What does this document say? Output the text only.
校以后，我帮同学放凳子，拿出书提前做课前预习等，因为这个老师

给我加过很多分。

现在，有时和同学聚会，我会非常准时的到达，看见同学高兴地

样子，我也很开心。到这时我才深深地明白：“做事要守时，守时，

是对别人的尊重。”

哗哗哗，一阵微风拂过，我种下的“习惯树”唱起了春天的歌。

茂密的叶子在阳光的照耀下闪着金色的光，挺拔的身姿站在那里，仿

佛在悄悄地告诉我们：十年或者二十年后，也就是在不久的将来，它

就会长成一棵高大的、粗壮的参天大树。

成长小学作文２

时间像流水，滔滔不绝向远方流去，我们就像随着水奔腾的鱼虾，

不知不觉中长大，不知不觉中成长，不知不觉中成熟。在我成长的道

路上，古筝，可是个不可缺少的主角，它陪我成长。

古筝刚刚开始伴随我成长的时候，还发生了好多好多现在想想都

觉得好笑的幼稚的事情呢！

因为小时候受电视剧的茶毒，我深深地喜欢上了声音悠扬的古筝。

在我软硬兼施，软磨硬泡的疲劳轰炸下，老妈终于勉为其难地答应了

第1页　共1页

..........

**What to work on**: Using the data above, reproduce every line exactly.

**Reply to the exercise**:
What does this document say? Output the text only.
校以后，我帮同学放凳子，拿出书提前做课前预习等，因为这个老师

给我加过很多分。

现在，有时和同学聚会，我会非常准时的到达，看见同学高兴地

样子，我也很开心。到这时我才深深地明白：“做事要守时，守时，

是对别人的尊重。”

哗哗哗，一阵微风拂过，我种下的“习惯树”唱起了春天的歌。

茂密的叶子在阳光的照耀下闪着金色的光，挺拔的身姿站在那里，仿

佛在悄悄地告诉我们：十年或者二十年后，也就是在不久的将来，它

就会长成一棵高大的、粗壮的参天大树。

成长小学作文２

时间像流水，滔滔不绝向远方流去，我们就像随着水奔腾的鱼虾，

不知不觉中长大，不知不觉中成长，不知不觉中成熟。在我成长的道

路上，古筝，可是个不可缺少的主角，它陪我成长。

古筝刚刚开始伴随我成长的时候，还发生了好多好多现在想想都

觉得好笑的幼稚的事情呢！

因为小时候受电视剧的茶毒，我深深地喜欢上了声音悠扬的古筝。

在我软硬兼施，软磨硬泡的疲劳轰炸下，老妈终于勉为其难地答应了

第1页　共1页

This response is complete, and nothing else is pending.